Document:

****************

With the burn over, it’s nearly time to begin my travels in earnest. First, as previously mentioned, my bike needed some work (that was fast!). I wanted my petcock fixed/replaced and an oil change. I dropped the bike off at 8am on Wednesday, confident such trivial work would be resolved in no more than two days. I forgot to think in what the locals assure me is standard Africa Time (or, perhaps even more popular, “TIA:” This Is Africa)… It took three days for them to tell me the petcock needed to be replaced (what I told them to do in the first place) and that they were just about to order the part from Johannesburg, eta Monday or Tuesday. Sigh.
There are far worse places to be stuck than Cape Town. The weather, food, people, scenery, and side-trips offered here are world-class. I haven’t been suffering. Instead I:
- Went wine tasting.
- Revisited the Penguin Colony in Simonstown (Boulders Beach).
- Revisited Cape Point and the Cape of Good Hope (and found a year-old Black Rock Lighthouse Service sticker still hanging out by the lighthouse there).
- Attended a super-hip night market in Hout Bay.
- Climbed Table Mountain and hung out with cute fuzzy rodents and big scary eagles.
- Went to a large AfrikaBurn decompression party.
- Re-organized my things about a dozen times to come up with a better packing strategy.
- Caught up on my sleep.
- Vegged out on Netflix.
Eventually, my bike made it back to me and I pried my way out of Cape Town’s comfortable clutches, heading North on the N7, the so-called Cape Namibia Route. The first thing you notice is that South Africa knows how to build a highway. It is beautifully paved and labeled, with no potholes and picnic areas every small handful of Kilometers. From this fine thoroughfare, you watch the landscape change — from urban to poverty to industrial to agricultural. The parallels between Cape Town and San Francisco are legion and worthy of a write-up in their own right, but among them are the presence of a large wine industry just to the North. I stopped at an organic winery and had 5 small glasses of wine for less than $2USD. Life is hard.
Hitting the road again, things moved more gradually. The traffic dropped off, the wind picked up, the rolling fields of vineyards and grains slowly transformed to rocks and scrub-grass and eventually rocky foothills. The wind was at a fever pitch. My bike found comfort at the sustained wind at around 20 degrees from vertical, and buffeted uncontrollably when passing a fast-moving oncoming semi-truck. I rode past another truck that had been blown from the roadway, unfortunately directly into a power pole, where a team of people were unloading its contents into smaller vehicles as it lay on its side. I have no idea if they were in linked with the original transportation outfit, and their ragtag appearance didn’t provide any useful indication.

****************

Written request: Extend the travelogue about riding a motorcycle north out of Cape Town, carrying on from its final sentence.

Dataset excerpt:
****************

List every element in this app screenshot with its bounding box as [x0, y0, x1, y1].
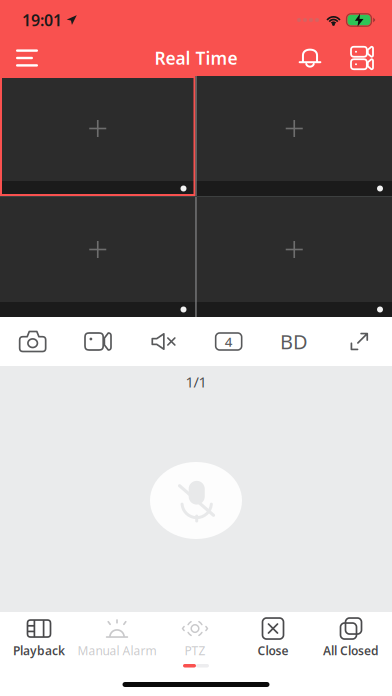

****************

Answer to the exercise:
As the landscape became increasingly barren, the improbability of the continuing perfect road stuck in my American mind. Each subsequent small settlement seemed increasingly impossible to posses the necessities for life, and each seemed more unwelcoming as-if to confirm that thought. Eventually, I sought refuge from the evening in a combination motel, caravan park, and convention center, located just outside of the oddly-suburban/touristic town of Springbok (which locals have assured me is mostly famous for generally topping the temperature forecasts in South Africa). Despite a lack of hot running water, and an oddly institutional vibe, I slept well in the tiny bed, seemingly the only resident of the large operation.
Morning brought me an extremely windy ride to the Namibian border. The scrub-grass slowly disappeared into a truly barren desert with dust clouds blasting orthogonally across the highway. I pulled into one of the picnic areas for a break. I set my helmet down and immediately realized my motorcycle was about to be blown *over* the kickstand. I braced it with my body, and my helmet took flight across the desert, thankfully coming to a rest right off the roadway. I climbed back onto the bike and managed to walk it close enough that I could hold it upright while re-acquiring my helmet. I’ve rarely seen wind like this even on the tops of mountains.
I eventually came upon the Namibian border. I just beat out one of the giant overland buses into line, and was able to glide smoothly through immigration and customs, with only a few confused glances at the paperwork I’d managed to generate at the Cape Town airport when I imported my motorcycle. A few tourists asked me about my adventures, and a suspicious police officer casually pawed through one of my panniers, and I was over the bridge border to Namibia! Things there were even easier, and within the hour, I’d crossed my first African overland border!
The first thing I realized upon topping up my fuel tank is that Namibia appears to use South African Rand interchangeably with their own currency; the ATM I visited actually dispensed a mix of 100 Rand and 100 Namibian Dollar notes! Well, to each country their own, I suppose!
On the Namibian side, there was only a hint of scrub-grass, and a smaller helping of boulders. Instead, the landscape swept out onto the mountainous horizon in dirt and pebbles. A sign helpfully warned that they weren’t into painting lines onto the tarmac (and traffic helpfully indicated to me that they still insist on driving on the left), but aside from a slightly rockier tarmac, the road was equally flawless. My first night in Namibia was to be at a “Hot Spring” (more about the quotes in a minute) in a national park, and I decided to take the more-direct dirt road to get there. In 86 kilometers of dirt path, I saw one car and one tractor. This is a country of dust, rocks, fence, and small birds, not one of men. Once again, my DRZ proved it’s not scares of dirt roads, especially when they’re helpfully parallel to the wind, and I made it to Ais Ais National Park without further incident.
Ais Ais translates into something like burning water, and it’s a pretty accurate name… They claim to have a “spa,” but what they have is a shallow, rocky pit of 60 C (140 F) water that’s painful to dip a toe into, and a big swimming pool of cold water. I never saw anyone in either. They also have a few buildings full of what look like hotel rooms with no one in them (they claimed to have no rooms available), and nearly a hundred camping spots with power. It was tent time, and I was happy for it. I set up and headed to the restaurant — I was famished. Unfortunately, they didn’t open for dinner until 6:30, and it was 4pm! I think my disappointment was apparent (and a little charm can go a long way), and the server came back awhile later with a plate of chips (fries) telling me she convinced the chef they were for her. I devoured them and thanked her profusely.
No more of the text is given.